→ **Set problem**: Locate the lines that hold the string "your". Copy every such line.

→ **Records shown**:
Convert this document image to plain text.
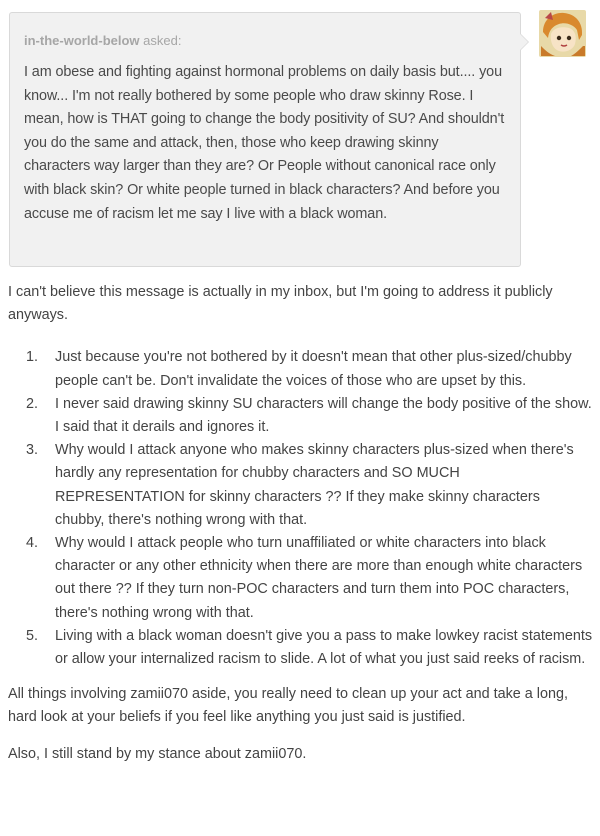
in-the-world-below asked:

I am obese and fighting against hormonal problems on daily basis but.... you know... I'm not really bothered by some people who draw skinny Rose. I mean, how is THAT going to change the body positivity of SU? And shouldn't you do the same and attack, then, those who keep drawing skinny characters way larger than they are? Or People without canonical race only with black skin? Or white people turned in black characters? And before you accuse me of racism let me say I live with a black woman.

I can't believe this message is actually in my inbox, but I'm going to address it publicly anyways.

1.	Just because you're not bothered by it doesn't mean that other plus-sized/chubby people can't be. Don't invalidate the voices of those who are upset by this.
2.	I never said drawing skinny SU characters will change the body positive of the show. I said that it derails and ignores it.
3.	Why would I attack anyone who makes skinny characters plus-sized when there's hardly any representation for chubby characters and SO MUCH REPRESENTATION for skinny characters ?? If they make skinny characters chubby, there's nothing wrong with that.
4.	Why would I attack people who turn unaffiliated or white characters into black character or any other ethnicity when there are more than enough white characters out there ?? If they turn non-POC characters and turn them into POC characters, there's nothing wrong with that.
5.	Living with a black woman doesn't give you a pass to make lowkey racist statements or allow your internalized racism to slide. A lot of what you just said reeks of racism.

All things involving zamii070 aside, you really need to clean up your act and take a long, hard look at your beliefs if you feel like anything you just said is justified.

Also, I still stand by my stance about zamii070.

→ **Answer below**:
5.	Living with a black woman doesn't give you a pass to make lowkey racist statements or allow your internalized racism to slide. A lot of what you just said reeks of racism.
All things involving zamii070 aside, you really need to clean up your act and take a long, hard look at your beliefs if you feel like anything you just said is justified.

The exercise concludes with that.